- REQUIRED WORK
Find each line with the word "upper" and copy it.

Dataset records on visual material:

————————

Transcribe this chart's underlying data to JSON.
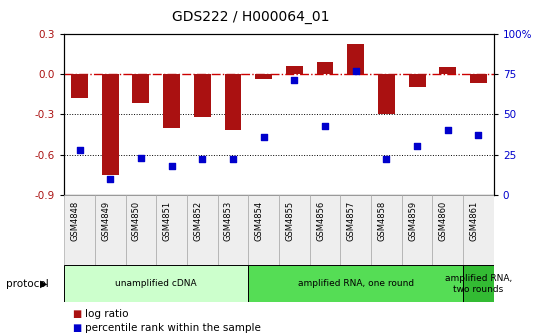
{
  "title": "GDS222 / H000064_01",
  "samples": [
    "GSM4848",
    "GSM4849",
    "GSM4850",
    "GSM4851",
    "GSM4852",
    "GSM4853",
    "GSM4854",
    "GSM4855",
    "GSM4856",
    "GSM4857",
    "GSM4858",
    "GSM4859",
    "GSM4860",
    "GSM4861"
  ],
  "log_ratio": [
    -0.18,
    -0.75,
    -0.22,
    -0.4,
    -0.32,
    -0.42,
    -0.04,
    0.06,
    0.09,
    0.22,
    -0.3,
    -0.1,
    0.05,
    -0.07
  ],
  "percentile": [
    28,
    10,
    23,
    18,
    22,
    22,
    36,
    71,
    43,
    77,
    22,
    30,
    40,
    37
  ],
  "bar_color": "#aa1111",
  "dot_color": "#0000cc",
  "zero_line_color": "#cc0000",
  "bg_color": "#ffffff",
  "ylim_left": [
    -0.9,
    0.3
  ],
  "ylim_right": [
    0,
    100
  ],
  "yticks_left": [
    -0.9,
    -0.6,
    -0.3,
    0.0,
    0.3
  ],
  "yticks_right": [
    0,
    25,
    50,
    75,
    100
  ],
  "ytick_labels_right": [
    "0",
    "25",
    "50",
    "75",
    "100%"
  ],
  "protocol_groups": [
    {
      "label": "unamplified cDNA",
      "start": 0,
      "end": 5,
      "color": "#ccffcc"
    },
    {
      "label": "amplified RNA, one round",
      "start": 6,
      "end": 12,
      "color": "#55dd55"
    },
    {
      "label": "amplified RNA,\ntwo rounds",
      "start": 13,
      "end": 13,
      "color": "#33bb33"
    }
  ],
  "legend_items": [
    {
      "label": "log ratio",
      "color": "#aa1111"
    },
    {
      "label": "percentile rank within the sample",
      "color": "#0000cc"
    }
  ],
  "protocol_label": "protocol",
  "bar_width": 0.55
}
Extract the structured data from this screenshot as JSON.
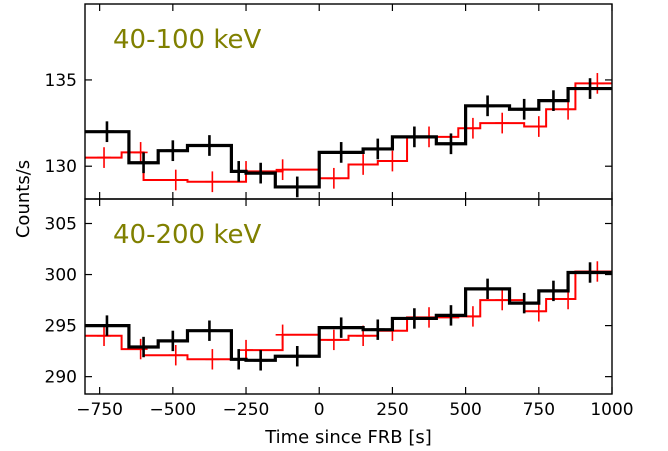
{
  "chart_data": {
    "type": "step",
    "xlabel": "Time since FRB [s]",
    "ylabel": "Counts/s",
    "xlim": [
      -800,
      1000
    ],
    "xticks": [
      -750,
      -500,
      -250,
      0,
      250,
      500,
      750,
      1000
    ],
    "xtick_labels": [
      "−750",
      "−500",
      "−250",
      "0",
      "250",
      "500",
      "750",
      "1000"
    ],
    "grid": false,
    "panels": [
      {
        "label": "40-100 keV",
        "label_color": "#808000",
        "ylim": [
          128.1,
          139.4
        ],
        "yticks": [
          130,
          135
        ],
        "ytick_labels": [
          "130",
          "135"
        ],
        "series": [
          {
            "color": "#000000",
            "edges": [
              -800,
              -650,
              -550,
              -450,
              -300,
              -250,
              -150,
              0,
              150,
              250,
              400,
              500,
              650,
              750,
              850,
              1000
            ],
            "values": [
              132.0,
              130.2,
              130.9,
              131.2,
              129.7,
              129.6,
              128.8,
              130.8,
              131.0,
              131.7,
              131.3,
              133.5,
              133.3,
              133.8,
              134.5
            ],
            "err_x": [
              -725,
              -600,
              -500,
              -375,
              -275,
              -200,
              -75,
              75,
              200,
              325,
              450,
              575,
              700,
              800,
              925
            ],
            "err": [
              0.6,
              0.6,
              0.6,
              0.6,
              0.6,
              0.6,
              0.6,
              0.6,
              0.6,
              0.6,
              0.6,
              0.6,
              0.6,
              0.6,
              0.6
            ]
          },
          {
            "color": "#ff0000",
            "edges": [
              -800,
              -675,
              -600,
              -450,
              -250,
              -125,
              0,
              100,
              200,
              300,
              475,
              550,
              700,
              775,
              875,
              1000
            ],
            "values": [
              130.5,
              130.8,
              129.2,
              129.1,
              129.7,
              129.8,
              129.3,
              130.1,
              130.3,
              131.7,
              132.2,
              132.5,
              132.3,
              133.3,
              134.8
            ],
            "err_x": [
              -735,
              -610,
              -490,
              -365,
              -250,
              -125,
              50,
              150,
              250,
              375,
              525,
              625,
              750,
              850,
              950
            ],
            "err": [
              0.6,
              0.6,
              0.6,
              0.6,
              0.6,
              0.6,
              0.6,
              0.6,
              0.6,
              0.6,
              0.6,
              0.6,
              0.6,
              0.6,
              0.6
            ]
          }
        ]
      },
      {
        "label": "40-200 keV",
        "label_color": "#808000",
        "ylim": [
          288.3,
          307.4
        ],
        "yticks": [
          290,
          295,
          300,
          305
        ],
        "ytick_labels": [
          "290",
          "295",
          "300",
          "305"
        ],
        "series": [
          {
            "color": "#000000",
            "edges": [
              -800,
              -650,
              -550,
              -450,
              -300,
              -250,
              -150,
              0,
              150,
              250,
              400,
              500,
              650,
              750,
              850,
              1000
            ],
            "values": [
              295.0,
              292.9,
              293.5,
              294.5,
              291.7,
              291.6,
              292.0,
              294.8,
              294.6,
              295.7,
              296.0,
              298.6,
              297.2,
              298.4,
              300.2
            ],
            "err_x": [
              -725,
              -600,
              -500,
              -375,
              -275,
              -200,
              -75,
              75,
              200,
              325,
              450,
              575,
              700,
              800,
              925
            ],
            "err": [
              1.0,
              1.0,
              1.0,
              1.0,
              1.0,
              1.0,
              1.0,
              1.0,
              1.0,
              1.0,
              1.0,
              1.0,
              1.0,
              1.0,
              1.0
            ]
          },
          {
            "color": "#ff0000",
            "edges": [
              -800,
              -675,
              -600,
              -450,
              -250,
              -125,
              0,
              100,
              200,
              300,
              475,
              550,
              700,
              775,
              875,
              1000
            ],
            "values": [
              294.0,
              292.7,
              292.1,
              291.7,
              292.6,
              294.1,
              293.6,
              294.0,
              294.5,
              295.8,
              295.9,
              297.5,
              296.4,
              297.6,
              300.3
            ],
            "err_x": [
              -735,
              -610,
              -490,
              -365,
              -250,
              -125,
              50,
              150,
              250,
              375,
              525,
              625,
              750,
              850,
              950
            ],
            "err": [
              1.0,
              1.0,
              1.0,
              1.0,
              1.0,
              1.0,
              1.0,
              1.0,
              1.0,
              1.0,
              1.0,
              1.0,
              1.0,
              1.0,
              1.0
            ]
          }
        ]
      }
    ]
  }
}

————————

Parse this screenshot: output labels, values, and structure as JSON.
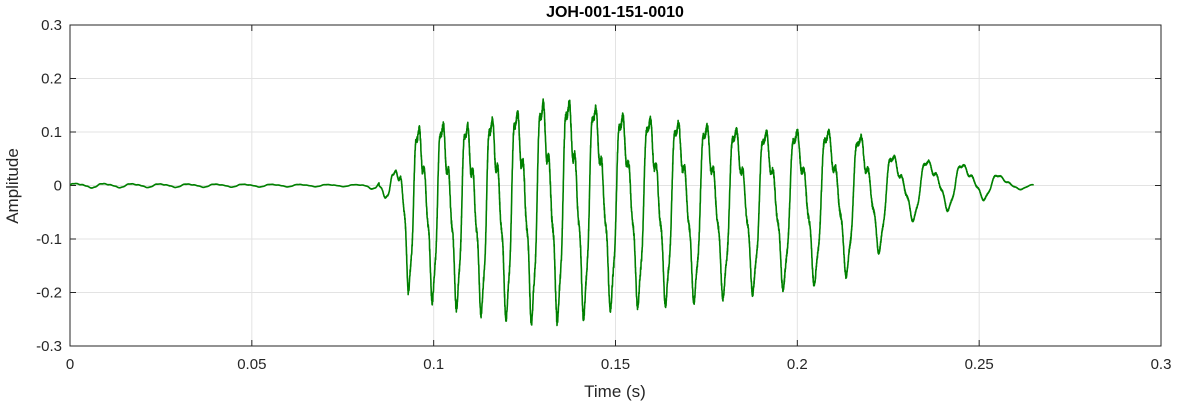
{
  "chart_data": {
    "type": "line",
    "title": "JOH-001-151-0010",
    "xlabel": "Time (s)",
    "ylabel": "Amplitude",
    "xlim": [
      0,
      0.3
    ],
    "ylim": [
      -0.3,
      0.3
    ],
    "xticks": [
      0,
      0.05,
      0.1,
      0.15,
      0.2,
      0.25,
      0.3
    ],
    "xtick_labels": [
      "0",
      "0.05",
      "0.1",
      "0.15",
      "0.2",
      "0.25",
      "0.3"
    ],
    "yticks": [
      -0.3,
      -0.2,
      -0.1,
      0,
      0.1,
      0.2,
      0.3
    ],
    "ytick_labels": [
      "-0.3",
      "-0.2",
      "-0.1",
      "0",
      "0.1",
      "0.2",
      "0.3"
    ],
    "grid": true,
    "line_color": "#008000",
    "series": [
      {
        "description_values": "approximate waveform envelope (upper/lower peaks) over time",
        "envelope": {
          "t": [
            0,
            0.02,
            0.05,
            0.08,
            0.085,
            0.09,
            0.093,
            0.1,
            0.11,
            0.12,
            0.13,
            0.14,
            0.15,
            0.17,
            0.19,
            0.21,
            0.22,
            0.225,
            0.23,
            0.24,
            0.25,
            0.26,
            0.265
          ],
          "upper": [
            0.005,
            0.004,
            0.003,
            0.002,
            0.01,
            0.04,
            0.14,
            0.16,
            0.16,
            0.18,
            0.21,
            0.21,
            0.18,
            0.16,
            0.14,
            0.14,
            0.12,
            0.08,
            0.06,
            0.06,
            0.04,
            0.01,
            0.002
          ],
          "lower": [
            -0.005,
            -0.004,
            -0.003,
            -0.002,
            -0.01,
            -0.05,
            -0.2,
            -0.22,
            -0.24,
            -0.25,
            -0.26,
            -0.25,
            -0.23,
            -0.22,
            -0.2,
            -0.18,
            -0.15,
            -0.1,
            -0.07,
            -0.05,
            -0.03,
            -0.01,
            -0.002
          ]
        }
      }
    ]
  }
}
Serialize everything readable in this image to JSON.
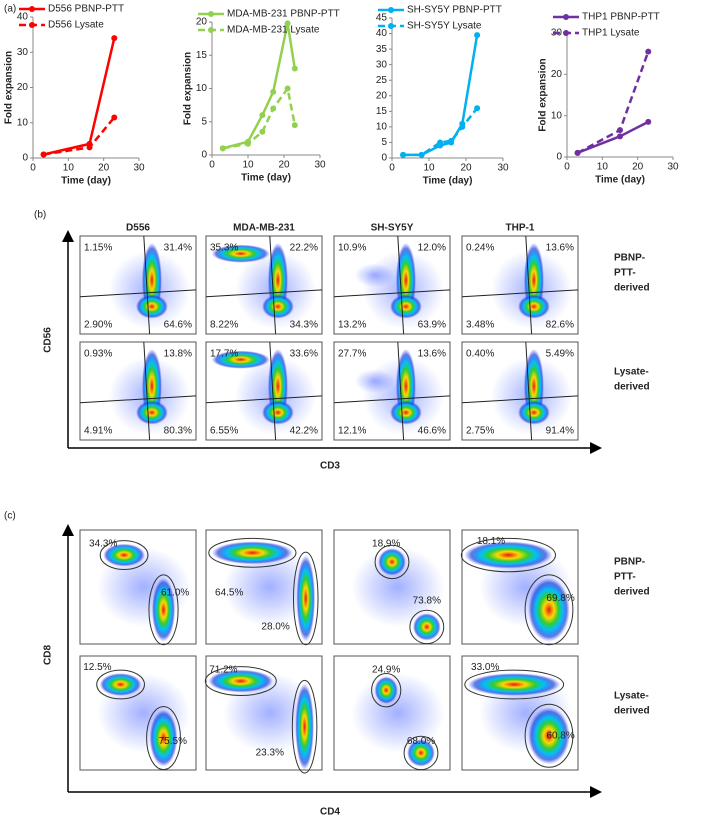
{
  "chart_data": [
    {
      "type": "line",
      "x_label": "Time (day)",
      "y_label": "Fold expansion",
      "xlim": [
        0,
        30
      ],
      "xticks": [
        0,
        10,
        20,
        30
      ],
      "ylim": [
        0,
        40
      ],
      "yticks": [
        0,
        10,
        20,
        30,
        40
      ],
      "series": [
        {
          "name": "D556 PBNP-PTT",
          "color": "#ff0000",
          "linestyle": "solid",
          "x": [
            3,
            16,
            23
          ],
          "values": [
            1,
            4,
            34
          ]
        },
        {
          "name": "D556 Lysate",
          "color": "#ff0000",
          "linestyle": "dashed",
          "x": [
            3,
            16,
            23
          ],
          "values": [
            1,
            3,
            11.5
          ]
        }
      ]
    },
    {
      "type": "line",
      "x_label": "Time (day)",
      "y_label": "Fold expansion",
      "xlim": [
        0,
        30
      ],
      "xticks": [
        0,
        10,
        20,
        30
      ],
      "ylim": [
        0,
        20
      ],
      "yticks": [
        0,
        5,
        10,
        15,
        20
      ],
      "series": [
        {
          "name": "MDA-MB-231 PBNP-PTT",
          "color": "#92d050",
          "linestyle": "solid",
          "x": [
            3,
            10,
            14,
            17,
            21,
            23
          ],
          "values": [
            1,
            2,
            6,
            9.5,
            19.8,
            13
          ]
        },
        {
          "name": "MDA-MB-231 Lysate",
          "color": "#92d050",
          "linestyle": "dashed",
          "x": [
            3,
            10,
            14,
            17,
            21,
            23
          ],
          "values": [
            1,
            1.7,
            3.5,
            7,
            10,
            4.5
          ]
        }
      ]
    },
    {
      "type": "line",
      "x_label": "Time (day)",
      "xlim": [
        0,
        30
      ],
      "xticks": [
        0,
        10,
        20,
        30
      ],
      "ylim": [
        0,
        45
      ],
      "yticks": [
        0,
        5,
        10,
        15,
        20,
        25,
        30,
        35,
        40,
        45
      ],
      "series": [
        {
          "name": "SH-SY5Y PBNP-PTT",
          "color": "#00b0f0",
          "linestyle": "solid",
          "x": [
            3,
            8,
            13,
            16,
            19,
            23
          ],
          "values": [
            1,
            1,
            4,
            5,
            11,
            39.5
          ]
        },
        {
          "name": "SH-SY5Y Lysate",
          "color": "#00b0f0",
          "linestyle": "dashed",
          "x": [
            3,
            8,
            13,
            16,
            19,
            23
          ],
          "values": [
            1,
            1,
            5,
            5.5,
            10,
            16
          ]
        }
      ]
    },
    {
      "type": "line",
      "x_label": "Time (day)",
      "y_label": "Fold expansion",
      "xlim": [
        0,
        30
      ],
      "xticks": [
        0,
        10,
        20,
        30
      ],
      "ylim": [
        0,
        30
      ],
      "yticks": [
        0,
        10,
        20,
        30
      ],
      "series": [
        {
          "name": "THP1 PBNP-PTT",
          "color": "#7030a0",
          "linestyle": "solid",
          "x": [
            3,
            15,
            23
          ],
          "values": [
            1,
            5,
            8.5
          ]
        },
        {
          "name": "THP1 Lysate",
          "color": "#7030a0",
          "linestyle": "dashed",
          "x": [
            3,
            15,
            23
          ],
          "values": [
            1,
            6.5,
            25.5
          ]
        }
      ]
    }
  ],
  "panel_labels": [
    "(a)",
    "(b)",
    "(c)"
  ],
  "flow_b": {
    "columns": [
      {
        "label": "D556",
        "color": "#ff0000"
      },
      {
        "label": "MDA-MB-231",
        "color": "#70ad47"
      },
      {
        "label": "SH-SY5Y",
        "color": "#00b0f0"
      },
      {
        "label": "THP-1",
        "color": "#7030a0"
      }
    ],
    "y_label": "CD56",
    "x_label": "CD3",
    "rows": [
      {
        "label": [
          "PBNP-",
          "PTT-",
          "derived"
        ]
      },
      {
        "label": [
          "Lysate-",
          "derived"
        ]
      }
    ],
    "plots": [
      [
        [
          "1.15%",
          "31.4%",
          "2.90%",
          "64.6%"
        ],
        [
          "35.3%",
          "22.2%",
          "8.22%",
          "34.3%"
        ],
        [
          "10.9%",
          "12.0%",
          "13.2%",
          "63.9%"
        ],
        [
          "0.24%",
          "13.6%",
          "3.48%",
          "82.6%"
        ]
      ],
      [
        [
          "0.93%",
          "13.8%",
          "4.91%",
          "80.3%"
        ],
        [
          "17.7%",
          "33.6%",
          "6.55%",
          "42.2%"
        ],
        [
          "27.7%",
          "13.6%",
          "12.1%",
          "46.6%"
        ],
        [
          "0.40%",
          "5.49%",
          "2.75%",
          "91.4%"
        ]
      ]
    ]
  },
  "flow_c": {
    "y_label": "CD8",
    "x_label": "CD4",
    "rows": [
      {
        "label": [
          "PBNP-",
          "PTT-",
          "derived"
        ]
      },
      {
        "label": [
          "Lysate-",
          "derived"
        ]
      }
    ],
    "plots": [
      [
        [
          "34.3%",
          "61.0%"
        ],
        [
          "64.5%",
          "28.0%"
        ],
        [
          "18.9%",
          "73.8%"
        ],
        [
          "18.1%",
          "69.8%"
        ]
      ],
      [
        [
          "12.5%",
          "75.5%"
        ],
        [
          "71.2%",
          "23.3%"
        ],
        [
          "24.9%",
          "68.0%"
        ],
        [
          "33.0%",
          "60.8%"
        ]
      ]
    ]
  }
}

————————

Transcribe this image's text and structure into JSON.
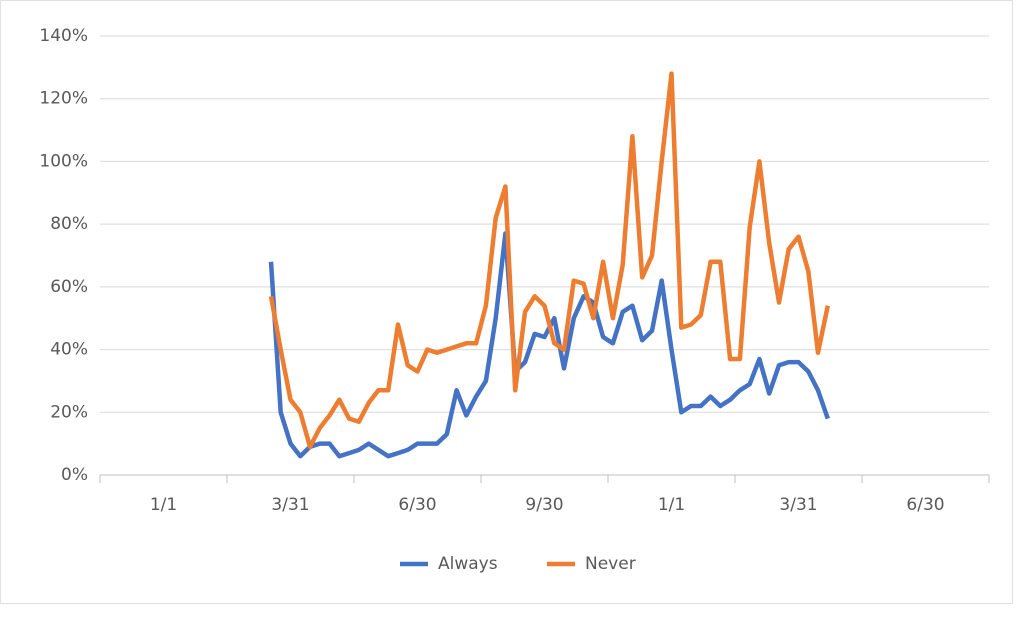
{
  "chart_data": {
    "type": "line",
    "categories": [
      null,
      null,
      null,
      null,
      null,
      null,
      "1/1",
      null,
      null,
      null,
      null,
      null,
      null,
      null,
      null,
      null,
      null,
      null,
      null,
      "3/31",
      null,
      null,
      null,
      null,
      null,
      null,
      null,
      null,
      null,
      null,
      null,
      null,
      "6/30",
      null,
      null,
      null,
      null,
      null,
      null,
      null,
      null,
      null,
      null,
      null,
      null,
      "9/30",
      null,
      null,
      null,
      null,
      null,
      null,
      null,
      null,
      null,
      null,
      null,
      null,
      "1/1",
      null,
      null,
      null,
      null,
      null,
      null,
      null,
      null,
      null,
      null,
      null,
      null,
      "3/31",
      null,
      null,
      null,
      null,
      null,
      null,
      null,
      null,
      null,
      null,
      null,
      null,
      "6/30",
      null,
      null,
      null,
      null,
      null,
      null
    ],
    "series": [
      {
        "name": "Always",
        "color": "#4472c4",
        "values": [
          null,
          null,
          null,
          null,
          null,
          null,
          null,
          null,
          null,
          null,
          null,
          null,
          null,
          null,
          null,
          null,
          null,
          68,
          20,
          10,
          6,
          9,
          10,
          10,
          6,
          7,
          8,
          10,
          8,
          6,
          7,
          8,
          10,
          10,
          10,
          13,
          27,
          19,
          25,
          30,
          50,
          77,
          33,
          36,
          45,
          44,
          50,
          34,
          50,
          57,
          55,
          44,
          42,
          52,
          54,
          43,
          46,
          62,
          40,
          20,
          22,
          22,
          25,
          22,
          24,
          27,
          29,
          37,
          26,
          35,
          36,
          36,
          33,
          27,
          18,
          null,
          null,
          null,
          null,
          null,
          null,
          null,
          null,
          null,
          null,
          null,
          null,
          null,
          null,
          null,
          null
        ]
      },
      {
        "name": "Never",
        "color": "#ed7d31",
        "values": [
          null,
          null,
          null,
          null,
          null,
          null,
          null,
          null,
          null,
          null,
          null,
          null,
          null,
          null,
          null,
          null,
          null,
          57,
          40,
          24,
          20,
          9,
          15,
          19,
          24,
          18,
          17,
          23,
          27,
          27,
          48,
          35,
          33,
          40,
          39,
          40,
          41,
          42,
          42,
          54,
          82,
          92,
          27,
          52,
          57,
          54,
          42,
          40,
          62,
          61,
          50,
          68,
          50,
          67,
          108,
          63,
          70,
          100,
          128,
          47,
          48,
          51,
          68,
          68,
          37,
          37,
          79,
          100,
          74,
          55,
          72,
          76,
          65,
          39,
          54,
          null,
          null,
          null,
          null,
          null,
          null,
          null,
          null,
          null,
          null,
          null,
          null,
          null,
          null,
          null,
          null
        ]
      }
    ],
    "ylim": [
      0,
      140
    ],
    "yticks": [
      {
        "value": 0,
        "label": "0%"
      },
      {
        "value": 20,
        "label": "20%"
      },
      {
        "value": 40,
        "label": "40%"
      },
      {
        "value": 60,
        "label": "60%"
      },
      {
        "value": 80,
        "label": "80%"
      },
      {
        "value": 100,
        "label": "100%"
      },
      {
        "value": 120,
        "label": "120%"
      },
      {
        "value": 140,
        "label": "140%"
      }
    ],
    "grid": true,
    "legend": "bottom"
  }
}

————————

- THE COMPLETED TASK
        "description_values": "approximate waveform envelope (upper/lower peaks) over time",
          "upper": [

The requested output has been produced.